Written task> Lines that include the word "всестороннего" are the ones to copy.
* BEGIN *
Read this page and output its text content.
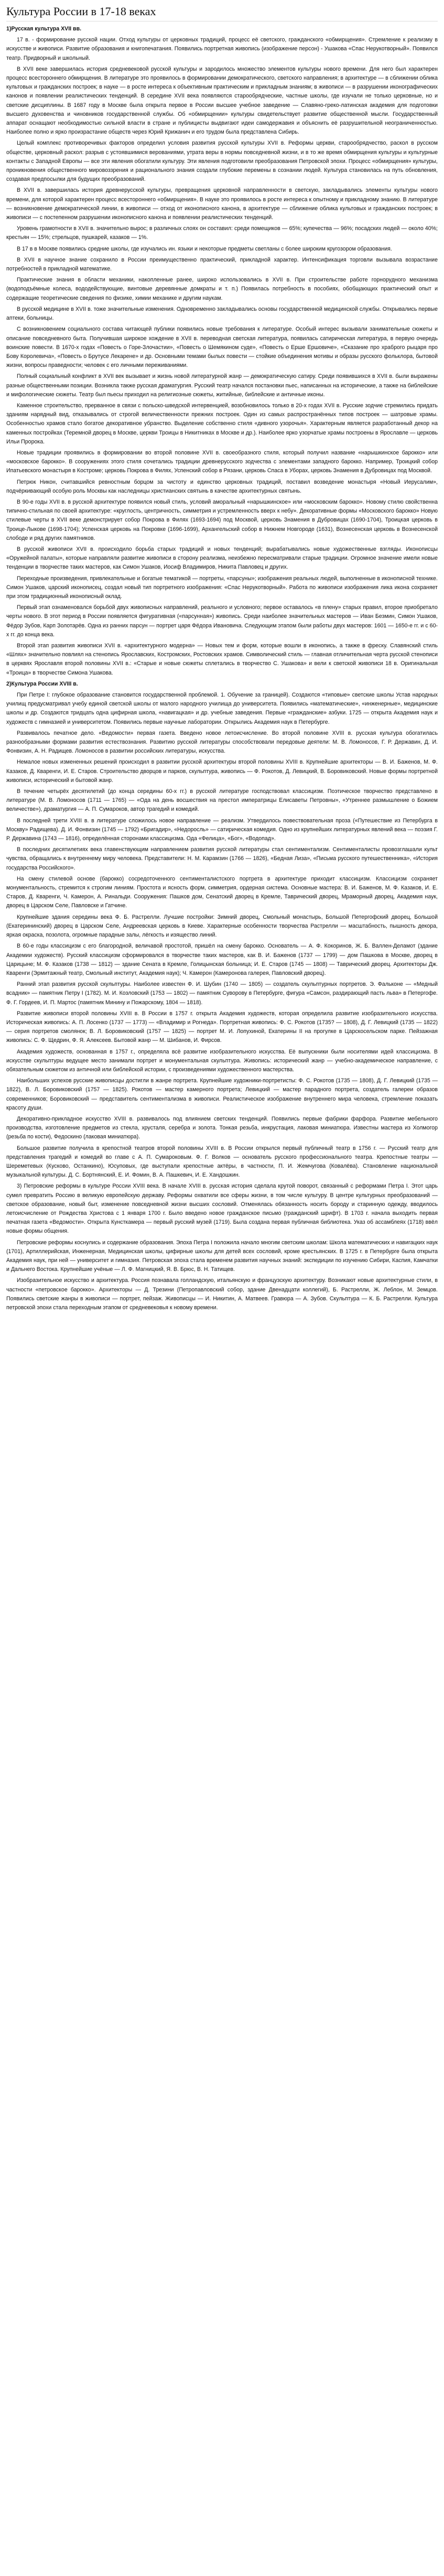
Культура России в 17-18 веках
1)Русская культура XVII вв.

17 в. - формирование русской нации. Отход культуры от церковных традиций, процесс её светского, гражданского «обмирщения». Стремление к реализму в искусстве и живописи. Развитие образования и книгопечатания. Появились портретная живопись (изображение персон) - Ушакова «Спас Нерукотворный». Появился театр. Придворный и школьный.

В XVII веке завершилась история средневековой русской культуры и зародилось множество элементов культуры нового времени. Для него был характерен процесс всестороннего обмирщения. В литературе это проявилось в формировании демократического, светского направления; в архитектуре — в сближении облика культовых и гражданских построек; в науке — в росте интереса к объективным практическим и прикладным знаниям; в живописи — в разрушении иконографических канонов и появлении реалистических тенденций. В середине XVII века появляются старообрядческие, частные школы, где изучали не только церковные, но и светские дисциплины. В 1687 году в Москве была открыта первое в России высшее учебное заведение — Славяно-греко-латинская академия для подготовки высшего духовенства и чиновников государственной службы. Об «обмирщении» культуры свидетельствует развитие общественной мысли. Государственный аппарат оснащают необходимостью сильной власти в стране и публицисты выдвигают идеи самодержавия и объяснить её разрушительной неограниченностью. Наиболее полно и ярко произрастание обществ через Юрий Крижанич и его трудом была представлена Сибирь.

Целый комплекс противоречивых факторов определил условия развития русской культуры XVII в. Реформы церкви, старообрядчество, раскол в русском обществе, церковный раскол: разрыв с устоявшимися верованиями, утрата веры в нормы повседневной жизни, и в то же время обмирщения культуры и культурные контакты с Западной Европы — все эти явления обогатили культуру. Эти явления подготовили преобразования Петровской эпохи. Процесс «обмирщения» культуры, проникновения общественного мировоззрения и рационального знания создали глубокие перемены в сознании людей. Культура становилась на путь обновления, создавая предпосылки для будущих преобразований.

В XVII в. завершилась история древнерусской культуры, превращения церковной направленности в светскую, закладывались элементы культуры нового времени, для которой характерен процесс всестороннего «обмирщения». В науке это проявилось в росте интереса к опытному и прикладному знанию. В литературе — возникновение демократической линии, в живописи — отход от иконописного канона, в архитектуре — сближение облика культовых и гражданских построек; в живописи — с постепенном разрушении иконописного канона и появлении реалистических тенденций.

Уровень грамотности в XVII в. значительно вырос; в различных слоях он составил: среди помещиков — 65%; купечества — 96%; посадских людей — около 40%; крестьян — 15%; стрельцов, пушкарей, казаков — 1%.

В 17 в в Москве появились средние школы, где изучались ин. языки и некоторые предметы светланы с более широким кругозором образования.

В XVII в научное знание сохранило в России преимущественно практический, прикладной характер. Интенсификация торговли вызывала возрастание потребностей в прикладной математике.

Практические знания в области механики, накопленные ранее, широко использовались в XVII в. При строительстве работе горнорудного механизма (водоподъёмные колеса, вододействующие, винтовые деревянные домкраты и т. п.) Появилась потребность в пособиях, обобщающих практический опыт и содержащие теоретические сведения по физике, химии механике и другим наукам.

В русской медицине в XVII в. тоже значительные изменения. Одновременно закладывались основы государственной медицинской службы. Открывались первые аптеки, больницы.

С возникновением социального состава читающей публики появились новые требования к литературе. Особый интерес вызывали занимательные сюжеты и описание повседневного быта. Получившая широкое хождение в XVII в. переводная светская литература, появилась сатирическая литература, в первую очередь воинские повести. В 1670-х годах «Повесть о Горе-Злочастии», «Повесть о Шемякином суде», «Повесть о Ерше Ершовиче», «Сказание про храброго рыцаря про Бову Королевича», «Повесть о Брутусе Лекарене» и др. Основными темами былых повести — стойкие объединения мотивы и образы русского фольклора, бытовой жизни, вопросы праведности; человек с его личными переживаниями.

Полный социальный конфликт в XVII век вызывает и жизнь новой литературной жанр — демократическую сатиру. Среди появившихся в XVII в. были выражены разные общественными позиции. Возникла также русская драматургия. Русский театр начался постановки пьес, написанных на исторические, а также на библейские и мифологические сюжеты. Театр был пьесы приходил на религиозные сюжеты, житийные, библейские и античные иконы.

Каменное строительство, прерванное в связи с польско-шведской интервенцией, возобновилось только в 20-х годах XVII в. Русские зодчие стремились придать зданиям нарядный вид, отказывались от строгой величественности прежних построек. Один из самых распространённых типов построек — шатровые храмы. Особенностью храмов стало богатое декоративное убранство. Выделение собственно стиля «дивного узорочья». Характерным является разработанный декор на каменных постройках (Теремной дворец в Москве, церкви Троицы в Никитниках в Москве и др.). Наиболее ярко узорчатые храмы построены в Ярославле — церковь Ильи Пророка.

Новые традиции проявились в формировании во второй половине XVII в. своеобразного стиля, который получил название «нарышкинское барокко» или «московское барокко». В сооружениях этого стиля сочетались традиции древнерусского зодчества с элементами западного барокко. Например, Троицкий собор Ипатьевского монастыря в Костроме; церковь Покрова в Филях, Успенский собор в Рязани, церковь Спаса в Уборах, церковь Знамения в Дубровицах под Москвой.

Петрюк Никон, считавшийся ревностным борцом за чистоту и единство церковных традиций, поставил возведение монастыря «Новый Иерусалим», подчёркивающий особую роль Москвы как наследницы христианских святынь в качестве архитектурных святынь.

В 90-е годы XVII в. в русской архитектуре появился новый стиль, условий аморальный «нарышкинское» или «московским барокко». Новому стилю свойственна типично-стильная по своей архитектуре: «круглость, центричность, симметрия и устремленность вверх к небу». Декоративные формы «Московского барокко» Новую стилевые черты в XVII веке демонстрирует собор Покрова в Филях (1693-1694) под Москвой, церковь Знамения в Дубровицах (1690-1704), Троицкая церковь в Троице-Лыкове (1698-1704); Успенская церковь на Покровке (1696-1699), Архангельский собор в Нижнем Новгороде (1631), Вознесенская церковь в Вознесенской слободе и ряд других памятников.

В русской живописи XVII в. происходило борьба старых традиций и новых тенденций; вырабатывались новые художественные взгляды. Иконописцы «Оружейной палаты», которые направляли развитие живописи в сторону реализма, неизбежно пересматривали старые традиции. Огромное значение имели новые тенденции в творчестве таких мастеров, как Симон Ушаков, Иосиф Владимиров, Никита Павловец и других.

Переходные произведения, привлекательные и богатые тематикой — портреты, «парсуны»; изображения реальных людей, выполненные в иконописной технике. Симон Ушаков, царский иконописец, создал новый тип портретного изображения: «Спас Нерукотворный». Работа по живописи изображения лика икона сохраняет при этом традиционный иконописный оклад.

Первый этап ознаменовался борьбой двух живописных направлений, реального и условного; первое оставалось «в плену» старых правил, второе приобретало черты нового. В этот период в России появляется фигуративная («парсунная») живопись. Среди наиболее значительных мастеров — Иван Безмин, Симон Ушаков, Фёдор Зубов, Карп Золотарёв. Одна из ранних парсун — портрет царя Фёдора Ивановича. Следующим этапом были работы двух мастеров: 1601 — 1650-е гг. и с 60-х гг. до конца века.

Второй этап развития живописи XVII в. «архитектурного модерна» — Новых тем и форм, которые вошли в иконопись, а также в фреску. Славянский стиль «Шлях» значительно повлиял на стенопись Ярославских, Костромских, Ростовских храмов. Символический стиль — главная отличительная черта русской стенописи в церквях Ярославля второй половины XVII в.: «Старые и новые сюжеты сплетались в творчество С. Ушакова» и вели к светской живописи 18 в. Оригинальная «Троица» в творчестве Симона Ушакова.

2)Культура России XVIII в.

При Петре I: глубокое образование становится государственной проблемой. 1. Обучение за границей). Создаются «типовые» светские школы Устав народных училищ предусматривал учебу единой светской школы от малого народного училища до университета. Появились «математические», «инженерные», медицинские школы и др. Создаются тридцать одна цифирная школа, «навигацкая» и др. учебные заведения. Первые «гражданские» азбуки. 1725 — открыта Академия наук и художеств с гимназией и университетом. Появились первые научные лаборатории. Открылись Академия наук в Петербурге.

Развивалось печатное дело. «Ведомости» первая газета. Введено новое летоисчисление. Во второй половине XVIII в. русская культура обогатилась разнообразными формами развития естествознания. Развитию русской литературы способствовали передовые деятели: М. В. Ломоносов, Г. Р. Державин, Д. И. Фонвизин, А. Н. Радищев. Ломоносов в развитии российских литературы, искусства.

Немалое новых измененных решений происходил в развитии русской архитектуры второй половины XVIII в. Крупнейшие архитекторы — В. И. Баженов, М. Ф. Казаков, Д. Кваренги, И. Е. Старов. Строительство дворцов и парков, скульптура, живопись — Ф. Рокотов, Д. Левицкий, В. Боровиковский. Новые формы портретной живописи, исторический и бытовой жанр.

В течение четырёх десятилетий (до конца середины 60-х гг.) в русской литературе господствовал классицизм. Поэтическое творчество представлено в литературе (М. В. Ломоносов (1711 — 1765) — «Ода на день восшествия на престол императрицы Елисаветы Петровны», «Утреннее размышление о Божием величестве»), драматургия — А. П. Сумароков, автор трагедий и комедий.

В последней трети XVIII в. в литературе сложилось новое направление — реализм. Утвердилось повествовательная проза («Путешествие из Петербурга в Москву» Радищева). Д. И. Фонвизин (1745 — 1792) «Бригадир», «Недоросль» — сатирическая комедия. Одно из крупнейших литературных явлений века — поэзия Г. Р. Державина (1743 — 1816), определённая сторонами классицизма. Ода «Фелица», «Бог», «Водопад».

В последних десятилетиях века главенствующим направлением развития русской литературы стал сентиментализм. Сентименталисты провозглашали культ чувства, обращались к внутреннему миру человека. Представители: Н. М. Карамзин (1766 — 1826), «Бедная Лиза», «Письма русского путешественника», «История государства Российского».

На смену стилевой основе (барокко) сосредоточенного сентименталистского портрета в архитектуре приходит классицизм. Классицизм сохраняет монументальность, стремится к строгим линиям. Простота и ясность форм, симметрия, ордерная система. Основные мастера: В. И. Баженов, М. Ф. Казаков, И. Е. Старов, Д. Кваренги, Ч. Камерон, А. Ринальди. Сооружения: Пашков дом, Сенатский дворец в Кремле, Таврический дворец, Мраморный дворец, Академия наук, дворец в Царском Селе, Павловске и Гатчине.

Крупнейшие здания середины века Ф. Б. Растрелли. Лучшие постройки: Зимний дворец, Смольный монастырь, Большой Петергофский дворец, Большой (Екатерининский) дворец в Царском Селе, Андреевская церковь в Киеве. Характерные особенности творчества Растрелли — масштабность, пышность декора, яркая окраска, позолота, огромные парадные залы, лёгкость и изящество линий.

В 60-е годы классицизм с его благородной, величавой простотой, пришёл на смену барокко. Основатель — А. Ф. Кокоринов, Ж. Б. Валлен-Деламот (здание Академии художеств). Русский классицизм сформировался в творчестве таких мастеров, как В. И. Баженов (1737 — 1799) — дом Пашкова в Москве, дворец в Царицыне; М. Ф. Казаков (1738 — 1812) — здание Сената в Кремле, Голицынская больница; И. Е. Старов (1745 — 1808) — Таврический дворец. Архитекторы Дж. Кваренги (Эрмитажный театр, Смольный институт, Академия наук); Ч. Камерон (Камеронова галерея, Павловский дворец).

Ранний этап развития русской скульптуры. Наиболее известен Ф. И. Шубин (1740 — 1805) — создатель скульптурных портретов. Э. Фальконе — «Медный всадник» — памятник Петру I (1782). М. И. Козловский (1753 — 1802) — памятник Суворову в Петербурге, фигура «Самсон, раздирающий пасть льва» в Петергофе. Ф. Г. Гордеев, И. П. Мартос (памятник Минину и Пожарскому, 1804 — 1818).

Развитие живописи второй половины XVIII в. В России в 1757 г. открыта Академия художеств, которая определила развитие изобразительного искусства. Историческая живопись: А. П. Лосенко (1737 — 1773) — «Владимир и Рогнеда». Портретная живопись: Ф. С. Рокотов (1735? — 1808), Д. Г. Левицкий (1735 — 1822) — серия портретов смолянок; В. Л. Боровиковский (1757 — 1825) — портрет М. И. Лопухиной, Екатерины II на прогулке в Царскосельском парке. Пейзажная живопись: С. Ф. Щедрин, Ф. Я. Алексеев. Бытовой жанр — М. Шибанов, И. Фирсов.

Академия художеств, основанная в 1757 г., определяла всё развитие изобразительного искусства. Её выпускники были носителями идей классицизма. В искусстве скульптуры ведущее место занимали портрет и монументальная скульптура. Живопись: исторический жанр — учебно-академическое направление, с обязательным сюжетом из античной или библейской истории, с произведениями художественного мастерства.

Наибольших успехов русские живописцы достигли в жанре портрета. Крупнейшие художники-портретисты: Ф. С. Рокотов (1735 — 1808), Д. Г. Левицкий (1735 — 1822), В. Л. Боровиковский (1757 — 1825). Рокотов — мастер камерного портрета; Левицкий — мастер парадного портрета, создатель галереи образов современников; Боровиковский — представитель сентиментализма в живописи. Реалистическое изображение внутреннего мира человека, стремление показать красоту души.

Декоративно-прикладное искусство XVIII в. развивалось под влиянием светских тенденций. Появились первые фабрики фарфора. Развитие мебельного производства, изготовление предметов из стекла, хрусталя, серебра и золота. Тонкая резьба, инкрустация, лаковая миниатюра. Известны мастера из Холмогор (резьба по кости), Федоскино (лаковая миниатюра).

Большое развитие получила в крепостной театров второй половины XVIII в. В России открылся первый публичный театр в 1756 г. — Русский театр для представления трагедий и комедий во главе с А. П. Сумароковым. Ф. Г. Волков — основатель русского профессионального театра. Крепостные театры — Шереметевых (Кусково, Останкино), Юсуповых, где выступали крепостные актёры, в частности, П. И. Жемчугова (Ковалёва). Становление национальной музыкальной культуры. Д. С. Бортнянский, Е. И. Фомин, В. А. Пашкевич, И. Е. Хандошкин.

3) Петровские реформы в культуре России XVIII века. В начале XVIII в. русская история сделала крутой поворот, связанный с реформами Петра I. Этот царь сумел превратить Россию в великую европейскую державу. Реформы охватили все сферы жизни, в том числе культуру. В центре культурных преобразований — светское образование, новый быт, изменение повседневной жизни высших сословий. Отменялась обязанность носить бороду и старинную одежду, вводилось летоисчисление от Рождества Христова с 1 января 1700 г. Было введено новое гражданское письмо (гражданский шрифт). В 1703 г. начала выходить первая печатная газета «Ведомости». Открыта Кунсткамера — первый русский музей (1719). Была создана первая публичная библиотека. Указ об ассамблеях (1718) ввёл новые формы общения.

Петровские реформы коснулись и содержание образования. Эпоха Петра I положила начало многим светским школам: Школа математических и навигацких наук (1701), Артиллерийская, Инженерная, Медицинская школы, цифирные школы для детей всех сословий, кроме крестьянских. В 1725 г. в Петербурге была открыта Академия наук, при ней — университет и гимназия. Петровская эпоха стала временем развития научных знаний: экспедиции по изучению Сибири, Каспия, Камчатки и Дальнего Востока. Крупнейшие учёные — Л. Ф. Магницкий, Я. В. Брюс, В. Н. Татищев.

Изобразительное искусство и архитектура. Россия познавала голландскую, итальянскую и французскую архитектуру. Возникают новые архитектурные стили, в частности «петровское барокко». Архитекторы — Д. Трезини (Петропавловский собор, здание Двенадцати коллегий), Б. Растрелли, Ж. Леблон, М. Земцов. Появились светские жанры в живописи — портрет, пейзаж. Живописцы — И. Никитин, А. Матвеев. Гравюра — А. Зубов. Скульптура — К. Б. Растрелли. Культура петровской эпохи стала переходным этапом от средневековья к новому времени.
* END *
Task output>
В XVII веке завершилась история средневековой русской культуры и зародилось множество элементов культуры нового времени. Для него был характерен процесс всестороннего обмирщения. В литературе это проявилось в формировании демократического, светского направления; в архитектуре — в сближении облика культовых и гражданских построек; в науке — в росте интереса к объективным практическим и прикладным знаниям; в живописи — в разрушении иконографических канонов и появлении реалистических тенденций. В середине XVII века появляются старообрядческие, частные школы, где изучали не только церковные, но и светские дисциплины. В 1687 году в Москве была открыта первое в России высшее учебное заведение — Славяно-греко-латинская академия для подготовки высшего духовенства и чиновников государственной службы. Об «обмирщении» культуры свидетельствует развитие общественной мысли. Государственный аппарат оснащают необходимостью сильной власти в стране и публицисты выдвигают идеи самодержавия и объяснить её разрушительной неограниченностью. Наиболее полно и ярко произрастание обществ через Юрий Крижанич и его трудом была представлена Сибирь.
В XVII в. завершилась история древнерусской культуры, превращения церковной направленности в светскую, закладывались элементы культуры нового времени, для которой характерен процесс всестороннего «обмирщения». В науке это проявилось в росте интереса к опытному и прикладному знанию. В литературе — возникновение демократической линии, в живописи — отход от иконописного канона, в архитектуре — сближение облика культовых и гражданских построек; в живописи — с постепенном разрушении иконописного канона и появлении реалистических тенденций.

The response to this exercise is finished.